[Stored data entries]
• • • • • • •

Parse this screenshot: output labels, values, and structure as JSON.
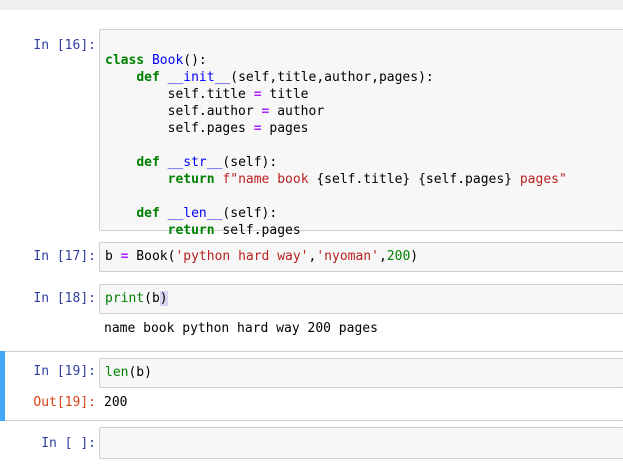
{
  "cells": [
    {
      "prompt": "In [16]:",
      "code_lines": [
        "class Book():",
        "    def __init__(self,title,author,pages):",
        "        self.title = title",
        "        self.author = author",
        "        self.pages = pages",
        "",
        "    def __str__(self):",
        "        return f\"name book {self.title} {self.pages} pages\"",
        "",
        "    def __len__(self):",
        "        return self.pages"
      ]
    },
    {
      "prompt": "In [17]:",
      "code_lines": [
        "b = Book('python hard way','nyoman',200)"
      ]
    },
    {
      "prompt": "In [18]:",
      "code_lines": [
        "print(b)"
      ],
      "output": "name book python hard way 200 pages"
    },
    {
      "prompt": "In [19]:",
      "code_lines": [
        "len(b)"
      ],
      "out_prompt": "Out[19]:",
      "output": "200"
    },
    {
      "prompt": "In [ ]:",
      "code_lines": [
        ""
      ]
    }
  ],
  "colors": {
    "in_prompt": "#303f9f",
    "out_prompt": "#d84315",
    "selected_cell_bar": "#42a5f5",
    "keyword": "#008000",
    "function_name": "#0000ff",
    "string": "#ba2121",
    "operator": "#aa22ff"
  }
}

• • • • • • •

- REQUIREMENTS
Pictures are excluded; copy all other data exactly as shown.

- WRITTEN SOLUTION
Parse this screenshot: output labels, values, and structure as JSON.
{
  "cells": [
    {
      "prompt": "In [16]:",
      "code_lines": [
        "class Book():",
        "    def __init__(self,title,author,pages):",
        "        self.title = title",
        "        self.author = author",
        "        self.pages = pages",
        "",
        "    def __str__(self):",
        "        return f\"name book {self.title} {self.pages} pages\"",
        "",
        "    def __len__(self):",
        "        return self.pages"
      ]
    },
    {
      "prompt": "In [17]:",
      "code_lines": [
        "b = Book('python hard way','nyoman',200)"
      ]
    },
    {
      "prompt": "In [18]:",
      "code_lines": [
        "print(b)"
      ],
      "output": "name book python hard way 200 pages"
    },
    {
      "prompt": "In [19]:",
      "code_lines": [
        "len(b)"
      ],
      "out_prompt": "Out[19]:",
      "output": "200"
    },
    {
      "prompt": "In [ ]:",
      "code_lines": [
        ""
      ]
    }
  ],
  "colors": {
    "in_prompt": "#303f9f",
    "out_prompt": "#d84315",
    "selected_cell_bar": "#42a5f5",
    "keyword": "#008000",
    "function_name": "#0000ff",
    "string": "#ba2121",
    "operator": "#aa22ff"
  }
}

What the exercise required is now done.